→ **WRITTEN REQUEST**: Search the listing below for the string "Project" and show each line that contains it.

□ □ □

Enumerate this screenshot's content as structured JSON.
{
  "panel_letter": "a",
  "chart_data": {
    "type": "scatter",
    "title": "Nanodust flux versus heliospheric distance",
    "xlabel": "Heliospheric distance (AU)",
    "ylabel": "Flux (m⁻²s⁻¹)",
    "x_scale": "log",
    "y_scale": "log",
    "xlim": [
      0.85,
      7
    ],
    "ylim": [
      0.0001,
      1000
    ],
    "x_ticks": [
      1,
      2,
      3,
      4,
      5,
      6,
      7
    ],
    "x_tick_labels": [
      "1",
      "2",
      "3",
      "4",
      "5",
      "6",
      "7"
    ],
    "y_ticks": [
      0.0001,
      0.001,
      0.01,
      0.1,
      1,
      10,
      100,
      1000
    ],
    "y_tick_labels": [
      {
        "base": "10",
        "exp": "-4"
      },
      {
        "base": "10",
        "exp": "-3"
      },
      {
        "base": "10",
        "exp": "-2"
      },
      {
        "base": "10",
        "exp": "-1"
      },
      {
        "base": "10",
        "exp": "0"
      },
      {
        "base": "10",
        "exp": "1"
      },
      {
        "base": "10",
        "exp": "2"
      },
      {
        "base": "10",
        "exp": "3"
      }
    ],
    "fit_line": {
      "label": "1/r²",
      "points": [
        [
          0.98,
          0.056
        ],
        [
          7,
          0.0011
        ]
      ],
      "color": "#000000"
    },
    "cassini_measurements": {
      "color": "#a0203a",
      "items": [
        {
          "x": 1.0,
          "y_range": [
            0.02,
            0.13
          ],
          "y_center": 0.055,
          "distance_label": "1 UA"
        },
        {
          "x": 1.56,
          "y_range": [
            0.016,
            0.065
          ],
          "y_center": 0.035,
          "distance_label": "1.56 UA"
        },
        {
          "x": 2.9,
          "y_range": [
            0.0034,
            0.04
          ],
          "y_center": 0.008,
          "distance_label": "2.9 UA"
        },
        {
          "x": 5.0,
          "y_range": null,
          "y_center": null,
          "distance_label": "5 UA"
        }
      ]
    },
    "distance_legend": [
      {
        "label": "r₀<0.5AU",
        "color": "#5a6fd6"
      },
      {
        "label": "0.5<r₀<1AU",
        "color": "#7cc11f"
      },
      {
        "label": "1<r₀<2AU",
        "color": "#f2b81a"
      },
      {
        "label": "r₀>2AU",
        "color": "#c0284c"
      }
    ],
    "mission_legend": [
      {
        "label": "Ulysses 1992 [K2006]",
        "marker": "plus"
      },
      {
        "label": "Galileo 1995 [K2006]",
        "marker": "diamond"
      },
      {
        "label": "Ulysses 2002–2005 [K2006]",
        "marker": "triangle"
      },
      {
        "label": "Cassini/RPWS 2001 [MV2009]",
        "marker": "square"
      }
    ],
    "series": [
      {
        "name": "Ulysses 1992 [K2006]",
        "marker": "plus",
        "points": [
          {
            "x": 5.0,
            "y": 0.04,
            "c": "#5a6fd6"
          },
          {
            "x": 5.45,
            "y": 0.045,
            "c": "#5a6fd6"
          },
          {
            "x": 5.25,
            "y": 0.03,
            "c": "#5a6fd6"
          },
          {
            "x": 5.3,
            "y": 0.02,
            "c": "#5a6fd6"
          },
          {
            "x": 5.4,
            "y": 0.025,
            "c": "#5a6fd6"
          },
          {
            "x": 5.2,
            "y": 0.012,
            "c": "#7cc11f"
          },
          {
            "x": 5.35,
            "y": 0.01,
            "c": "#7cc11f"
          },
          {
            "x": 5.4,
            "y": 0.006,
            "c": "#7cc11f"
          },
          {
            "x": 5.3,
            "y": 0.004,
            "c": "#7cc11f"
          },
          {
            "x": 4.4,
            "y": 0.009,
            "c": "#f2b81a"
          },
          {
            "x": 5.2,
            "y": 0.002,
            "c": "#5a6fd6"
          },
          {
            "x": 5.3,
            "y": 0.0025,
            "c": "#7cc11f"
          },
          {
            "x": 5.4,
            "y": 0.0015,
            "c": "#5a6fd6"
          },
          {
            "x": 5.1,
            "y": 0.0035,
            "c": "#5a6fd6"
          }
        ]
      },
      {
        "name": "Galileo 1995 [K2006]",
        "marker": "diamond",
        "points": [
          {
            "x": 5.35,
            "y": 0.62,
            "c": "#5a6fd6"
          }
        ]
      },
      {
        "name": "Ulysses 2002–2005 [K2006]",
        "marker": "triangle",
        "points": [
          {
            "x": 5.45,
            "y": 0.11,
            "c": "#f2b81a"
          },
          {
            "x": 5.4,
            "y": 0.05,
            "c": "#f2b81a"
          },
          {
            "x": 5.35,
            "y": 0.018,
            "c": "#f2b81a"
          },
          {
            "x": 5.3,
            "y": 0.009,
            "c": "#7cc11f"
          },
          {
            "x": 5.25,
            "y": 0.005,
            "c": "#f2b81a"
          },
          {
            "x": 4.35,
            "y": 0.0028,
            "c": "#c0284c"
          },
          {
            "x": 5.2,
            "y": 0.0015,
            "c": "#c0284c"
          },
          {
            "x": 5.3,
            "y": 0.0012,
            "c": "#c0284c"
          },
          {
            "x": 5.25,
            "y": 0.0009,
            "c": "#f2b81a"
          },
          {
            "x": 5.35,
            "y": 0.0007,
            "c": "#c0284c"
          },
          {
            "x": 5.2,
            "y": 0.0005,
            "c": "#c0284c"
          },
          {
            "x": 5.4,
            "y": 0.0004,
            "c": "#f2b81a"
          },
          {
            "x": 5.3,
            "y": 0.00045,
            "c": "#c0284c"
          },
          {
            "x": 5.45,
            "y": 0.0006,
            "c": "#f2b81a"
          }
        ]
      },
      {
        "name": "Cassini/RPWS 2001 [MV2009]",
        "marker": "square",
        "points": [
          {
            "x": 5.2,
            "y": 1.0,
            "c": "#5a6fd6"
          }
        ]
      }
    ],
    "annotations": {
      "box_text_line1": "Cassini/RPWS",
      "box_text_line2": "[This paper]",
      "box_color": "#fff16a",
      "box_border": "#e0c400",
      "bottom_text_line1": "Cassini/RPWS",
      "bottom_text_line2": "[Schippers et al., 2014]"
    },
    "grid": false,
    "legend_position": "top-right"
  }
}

□ □ □

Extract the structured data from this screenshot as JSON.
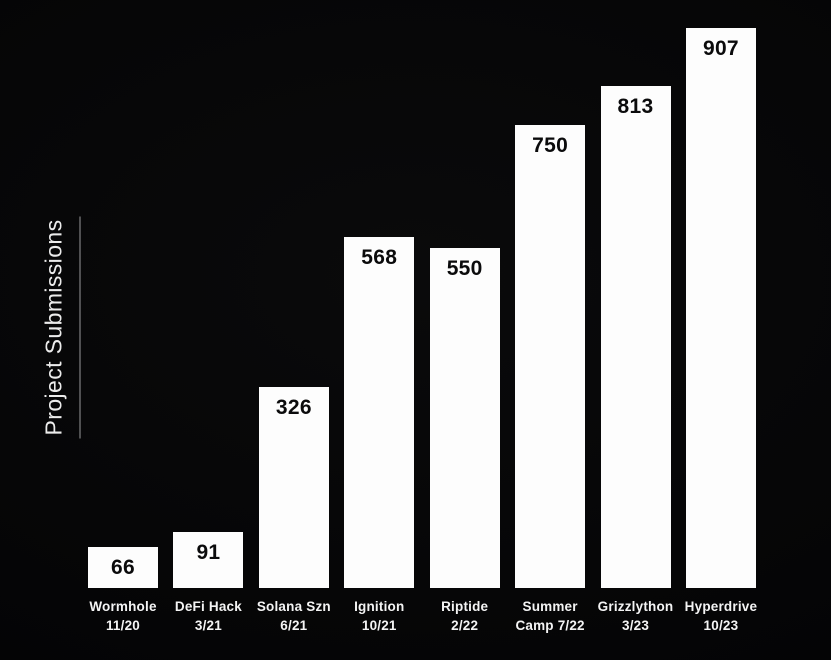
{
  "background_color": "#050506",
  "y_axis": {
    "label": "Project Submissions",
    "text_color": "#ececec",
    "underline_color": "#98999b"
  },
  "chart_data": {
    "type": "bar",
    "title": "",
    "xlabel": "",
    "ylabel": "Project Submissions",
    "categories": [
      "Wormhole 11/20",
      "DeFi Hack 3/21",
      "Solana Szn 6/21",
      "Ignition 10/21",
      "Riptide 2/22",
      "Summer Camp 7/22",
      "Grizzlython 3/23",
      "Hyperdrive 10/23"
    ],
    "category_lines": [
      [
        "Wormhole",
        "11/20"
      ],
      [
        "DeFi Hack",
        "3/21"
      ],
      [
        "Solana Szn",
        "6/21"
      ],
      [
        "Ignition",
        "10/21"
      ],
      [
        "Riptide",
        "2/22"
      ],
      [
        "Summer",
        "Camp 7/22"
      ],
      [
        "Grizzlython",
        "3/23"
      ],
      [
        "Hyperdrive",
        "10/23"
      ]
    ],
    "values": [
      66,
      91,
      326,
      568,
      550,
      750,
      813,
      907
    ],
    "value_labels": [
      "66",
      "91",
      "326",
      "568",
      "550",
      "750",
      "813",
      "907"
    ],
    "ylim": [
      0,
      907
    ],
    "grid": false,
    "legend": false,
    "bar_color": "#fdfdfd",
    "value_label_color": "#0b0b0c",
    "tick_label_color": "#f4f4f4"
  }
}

□ □ □

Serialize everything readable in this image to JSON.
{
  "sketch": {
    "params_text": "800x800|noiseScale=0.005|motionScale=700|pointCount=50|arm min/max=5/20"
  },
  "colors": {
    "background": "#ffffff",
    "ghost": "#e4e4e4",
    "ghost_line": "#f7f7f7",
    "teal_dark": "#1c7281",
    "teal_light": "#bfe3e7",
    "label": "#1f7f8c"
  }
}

□ □ □

→ **WRITTEN RESPONSE**:
    "label": "Project Submissions",
    "ylabel": "Project Submissions",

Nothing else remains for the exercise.